WRITTEN PROBLEM: Retype the records line for line, beginning with the first line and continuing through the line with "zone-red <box>31 345 869 377</box>", including both of those lines.

DATASET:
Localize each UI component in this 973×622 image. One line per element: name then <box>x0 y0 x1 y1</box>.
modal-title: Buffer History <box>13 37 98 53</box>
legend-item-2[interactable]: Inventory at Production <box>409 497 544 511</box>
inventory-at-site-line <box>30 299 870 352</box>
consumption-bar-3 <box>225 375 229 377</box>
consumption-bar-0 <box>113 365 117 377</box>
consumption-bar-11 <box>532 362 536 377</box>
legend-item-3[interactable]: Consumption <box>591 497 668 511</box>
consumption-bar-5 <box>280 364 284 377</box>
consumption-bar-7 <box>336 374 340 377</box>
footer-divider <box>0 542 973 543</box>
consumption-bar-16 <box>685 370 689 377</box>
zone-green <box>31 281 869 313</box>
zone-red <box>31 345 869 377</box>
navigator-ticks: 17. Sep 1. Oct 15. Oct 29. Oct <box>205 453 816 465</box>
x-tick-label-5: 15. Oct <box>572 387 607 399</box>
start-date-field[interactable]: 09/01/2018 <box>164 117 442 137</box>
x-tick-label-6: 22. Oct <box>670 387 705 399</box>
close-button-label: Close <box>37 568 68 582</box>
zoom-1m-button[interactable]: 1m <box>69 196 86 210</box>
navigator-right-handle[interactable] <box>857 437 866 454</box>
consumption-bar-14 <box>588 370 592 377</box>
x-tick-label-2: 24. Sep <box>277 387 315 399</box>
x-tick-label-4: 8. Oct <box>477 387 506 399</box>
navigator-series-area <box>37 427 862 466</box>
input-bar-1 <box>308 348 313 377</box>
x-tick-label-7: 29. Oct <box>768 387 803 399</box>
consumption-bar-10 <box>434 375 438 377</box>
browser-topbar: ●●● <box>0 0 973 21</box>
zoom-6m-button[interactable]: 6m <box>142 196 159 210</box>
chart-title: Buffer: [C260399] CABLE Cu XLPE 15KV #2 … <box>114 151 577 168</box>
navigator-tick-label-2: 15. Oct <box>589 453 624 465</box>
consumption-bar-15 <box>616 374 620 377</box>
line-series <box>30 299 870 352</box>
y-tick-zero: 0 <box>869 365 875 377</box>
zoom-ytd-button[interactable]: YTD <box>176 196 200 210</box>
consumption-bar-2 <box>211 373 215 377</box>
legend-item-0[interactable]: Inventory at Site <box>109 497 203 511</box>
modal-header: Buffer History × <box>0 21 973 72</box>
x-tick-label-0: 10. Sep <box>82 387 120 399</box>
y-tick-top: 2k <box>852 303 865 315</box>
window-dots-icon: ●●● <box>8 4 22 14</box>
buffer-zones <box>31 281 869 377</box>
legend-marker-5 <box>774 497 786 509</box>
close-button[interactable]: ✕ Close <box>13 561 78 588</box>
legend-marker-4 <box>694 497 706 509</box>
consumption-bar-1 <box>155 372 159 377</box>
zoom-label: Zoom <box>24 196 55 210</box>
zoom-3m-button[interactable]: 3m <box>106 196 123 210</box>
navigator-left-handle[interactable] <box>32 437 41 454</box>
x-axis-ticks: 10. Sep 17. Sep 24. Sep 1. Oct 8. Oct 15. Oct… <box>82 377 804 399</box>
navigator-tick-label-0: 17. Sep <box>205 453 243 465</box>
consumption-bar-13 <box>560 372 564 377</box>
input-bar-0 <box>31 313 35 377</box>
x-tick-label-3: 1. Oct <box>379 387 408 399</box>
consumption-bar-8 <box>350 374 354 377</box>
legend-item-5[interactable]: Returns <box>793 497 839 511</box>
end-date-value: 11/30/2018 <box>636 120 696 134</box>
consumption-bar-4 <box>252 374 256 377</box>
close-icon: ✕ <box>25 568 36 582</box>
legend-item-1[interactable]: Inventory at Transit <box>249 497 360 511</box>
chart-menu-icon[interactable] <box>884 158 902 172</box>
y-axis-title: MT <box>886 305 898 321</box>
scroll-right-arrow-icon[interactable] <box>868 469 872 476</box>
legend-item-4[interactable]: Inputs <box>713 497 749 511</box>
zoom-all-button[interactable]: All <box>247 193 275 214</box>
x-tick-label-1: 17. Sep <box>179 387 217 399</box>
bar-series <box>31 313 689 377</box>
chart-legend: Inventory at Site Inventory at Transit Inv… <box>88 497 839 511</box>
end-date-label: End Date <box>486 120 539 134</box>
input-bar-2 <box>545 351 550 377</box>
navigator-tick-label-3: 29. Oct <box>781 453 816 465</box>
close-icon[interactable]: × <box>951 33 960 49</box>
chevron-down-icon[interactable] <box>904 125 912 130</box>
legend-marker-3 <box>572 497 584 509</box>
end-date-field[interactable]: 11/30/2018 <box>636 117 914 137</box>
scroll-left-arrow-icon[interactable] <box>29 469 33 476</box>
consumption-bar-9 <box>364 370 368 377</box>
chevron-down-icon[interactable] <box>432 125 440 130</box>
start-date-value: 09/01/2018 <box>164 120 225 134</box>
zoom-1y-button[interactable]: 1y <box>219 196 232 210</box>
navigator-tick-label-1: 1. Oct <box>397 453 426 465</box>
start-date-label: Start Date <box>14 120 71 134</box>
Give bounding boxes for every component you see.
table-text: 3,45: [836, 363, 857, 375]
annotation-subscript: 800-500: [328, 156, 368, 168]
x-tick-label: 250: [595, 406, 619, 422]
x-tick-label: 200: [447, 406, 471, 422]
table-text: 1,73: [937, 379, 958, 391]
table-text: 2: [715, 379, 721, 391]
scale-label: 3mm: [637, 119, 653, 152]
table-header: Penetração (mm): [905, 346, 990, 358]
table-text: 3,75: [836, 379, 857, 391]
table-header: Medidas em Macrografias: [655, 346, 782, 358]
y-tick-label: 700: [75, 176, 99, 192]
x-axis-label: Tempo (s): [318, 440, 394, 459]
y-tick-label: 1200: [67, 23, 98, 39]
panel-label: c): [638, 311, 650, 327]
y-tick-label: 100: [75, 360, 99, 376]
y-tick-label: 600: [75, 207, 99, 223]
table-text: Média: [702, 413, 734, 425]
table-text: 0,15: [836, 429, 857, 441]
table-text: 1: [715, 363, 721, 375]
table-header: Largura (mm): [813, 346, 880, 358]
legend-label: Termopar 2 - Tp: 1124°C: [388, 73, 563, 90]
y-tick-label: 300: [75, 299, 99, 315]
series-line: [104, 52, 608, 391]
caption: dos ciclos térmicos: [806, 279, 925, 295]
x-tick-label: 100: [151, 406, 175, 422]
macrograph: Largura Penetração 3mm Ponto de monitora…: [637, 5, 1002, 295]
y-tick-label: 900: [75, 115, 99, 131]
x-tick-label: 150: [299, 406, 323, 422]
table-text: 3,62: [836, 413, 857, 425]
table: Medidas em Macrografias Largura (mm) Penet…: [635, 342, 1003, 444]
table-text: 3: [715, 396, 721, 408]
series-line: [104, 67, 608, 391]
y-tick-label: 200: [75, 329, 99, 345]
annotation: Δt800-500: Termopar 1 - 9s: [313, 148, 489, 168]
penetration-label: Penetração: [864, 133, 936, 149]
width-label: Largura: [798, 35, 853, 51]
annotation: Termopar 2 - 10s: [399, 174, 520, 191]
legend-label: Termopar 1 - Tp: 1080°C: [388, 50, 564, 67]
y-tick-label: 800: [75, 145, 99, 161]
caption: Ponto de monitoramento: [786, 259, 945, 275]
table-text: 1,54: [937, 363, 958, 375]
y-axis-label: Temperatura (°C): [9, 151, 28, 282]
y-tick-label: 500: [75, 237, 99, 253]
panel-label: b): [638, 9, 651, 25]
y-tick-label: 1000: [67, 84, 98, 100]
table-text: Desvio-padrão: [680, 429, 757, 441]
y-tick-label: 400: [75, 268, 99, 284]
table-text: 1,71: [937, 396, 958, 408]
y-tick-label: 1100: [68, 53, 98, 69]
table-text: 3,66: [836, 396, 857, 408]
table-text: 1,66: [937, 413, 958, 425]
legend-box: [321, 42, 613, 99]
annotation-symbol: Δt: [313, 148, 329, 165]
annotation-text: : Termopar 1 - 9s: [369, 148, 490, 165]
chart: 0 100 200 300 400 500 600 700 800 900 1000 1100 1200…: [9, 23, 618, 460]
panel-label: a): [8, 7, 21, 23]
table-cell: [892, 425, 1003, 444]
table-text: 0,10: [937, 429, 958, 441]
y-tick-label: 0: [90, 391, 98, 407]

SOLUTION TO THE PROBLEM:
Localize each UI component in this 973×622 image. One line per element: name then <box>x0 y0 x1 y1</box>.
modal-title: Buffer History <box>13 37 98 53</box>
legend-item-2[interactable]: Inventory at Production <box>409 497 544 511</box>
inventory-at-site-line <box>30 299 870 352</box>
consumption-bar-3 <box>225 375 229 377</box>
consumption-bar-0 <box>113 365 117 377</box>
consumption-bar-11 <box>532 362 536 377</box>
legend-item-3[interactable]: Consumption <box>591 497 668 511</box>
consumption-bar-5 <box>280 364 284 377</box>
consumption-bar-7 <box>336 374 340 377</box>
footer-divider <box>0 542 973 543</box>
consumption-bar-16 <box>685 370 689 377</box>
zone-green <box>31 281 869 313</box>
zone-red <box>31 345 869 377</box>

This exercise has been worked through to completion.